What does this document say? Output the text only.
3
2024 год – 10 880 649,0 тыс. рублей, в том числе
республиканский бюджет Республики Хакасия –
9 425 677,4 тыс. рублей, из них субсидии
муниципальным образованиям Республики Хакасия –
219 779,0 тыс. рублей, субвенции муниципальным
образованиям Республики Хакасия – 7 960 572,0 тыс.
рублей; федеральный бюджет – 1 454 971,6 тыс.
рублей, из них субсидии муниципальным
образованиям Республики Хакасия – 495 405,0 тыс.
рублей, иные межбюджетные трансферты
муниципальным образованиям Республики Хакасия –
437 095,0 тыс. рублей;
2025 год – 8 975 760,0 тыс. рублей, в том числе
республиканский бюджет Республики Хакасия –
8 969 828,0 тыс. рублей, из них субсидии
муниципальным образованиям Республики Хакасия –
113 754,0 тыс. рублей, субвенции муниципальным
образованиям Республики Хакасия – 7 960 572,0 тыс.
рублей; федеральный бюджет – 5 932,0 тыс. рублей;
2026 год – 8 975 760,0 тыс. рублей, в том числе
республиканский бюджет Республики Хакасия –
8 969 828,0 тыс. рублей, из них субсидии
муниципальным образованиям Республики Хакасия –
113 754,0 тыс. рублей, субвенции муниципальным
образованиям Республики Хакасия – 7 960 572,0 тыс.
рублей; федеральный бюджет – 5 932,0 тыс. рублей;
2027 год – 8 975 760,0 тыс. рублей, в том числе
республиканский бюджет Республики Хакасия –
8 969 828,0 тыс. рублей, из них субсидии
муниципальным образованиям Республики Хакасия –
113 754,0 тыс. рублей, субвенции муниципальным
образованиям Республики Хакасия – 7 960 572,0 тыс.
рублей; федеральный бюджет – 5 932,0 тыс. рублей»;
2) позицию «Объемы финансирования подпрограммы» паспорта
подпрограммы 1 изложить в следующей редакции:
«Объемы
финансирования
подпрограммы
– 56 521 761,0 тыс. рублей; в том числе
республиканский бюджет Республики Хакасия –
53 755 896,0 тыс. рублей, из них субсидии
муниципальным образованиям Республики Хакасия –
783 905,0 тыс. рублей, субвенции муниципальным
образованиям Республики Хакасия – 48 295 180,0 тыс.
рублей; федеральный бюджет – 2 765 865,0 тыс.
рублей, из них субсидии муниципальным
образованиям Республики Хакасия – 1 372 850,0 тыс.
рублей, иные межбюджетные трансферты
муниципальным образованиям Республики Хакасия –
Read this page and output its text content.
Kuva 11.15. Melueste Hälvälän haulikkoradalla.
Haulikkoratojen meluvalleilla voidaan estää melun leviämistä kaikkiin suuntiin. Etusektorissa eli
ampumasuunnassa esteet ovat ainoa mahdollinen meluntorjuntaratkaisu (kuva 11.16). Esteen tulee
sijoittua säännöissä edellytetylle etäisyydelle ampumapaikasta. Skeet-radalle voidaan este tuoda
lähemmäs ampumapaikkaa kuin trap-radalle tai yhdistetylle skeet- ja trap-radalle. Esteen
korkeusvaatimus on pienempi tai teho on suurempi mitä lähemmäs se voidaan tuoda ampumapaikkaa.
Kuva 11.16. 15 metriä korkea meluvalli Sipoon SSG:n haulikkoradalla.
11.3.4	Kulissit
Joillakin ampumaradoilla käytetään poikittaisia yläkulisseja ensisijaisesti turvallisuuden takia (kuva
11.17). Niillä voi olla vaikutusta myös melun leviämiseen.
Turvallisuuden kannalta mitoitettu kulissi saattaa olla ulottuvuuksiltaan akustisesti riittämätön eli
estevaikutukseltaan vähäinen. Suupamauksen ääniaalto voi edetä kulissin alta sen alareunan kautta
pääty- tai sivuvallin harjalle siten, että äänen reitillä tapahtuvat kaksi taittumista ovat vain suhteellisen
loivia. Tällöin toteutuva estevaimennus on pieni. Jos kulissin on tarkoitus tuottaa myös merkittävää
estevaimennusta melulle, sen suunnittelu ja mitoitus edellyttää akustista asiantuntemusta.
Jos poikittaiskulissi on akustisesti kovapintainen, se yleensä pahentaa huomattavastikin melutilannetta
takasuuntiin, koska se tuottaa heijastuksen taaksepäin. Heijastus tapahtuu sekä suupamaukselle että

§ **Written task**:
From the data above, copy each line that holds "ovat".

§ **Answer for this exercise**:
ampumasuunnassa esteet ovat ainoa mahdollinen meluntorjuntaratkaisu (kuva 11.16). Esteen tulee
pääty- tai sivuvallin harjalle siten, että äänen reitillä tapahtuvat kaksi taittumista ovat vain suhteellisen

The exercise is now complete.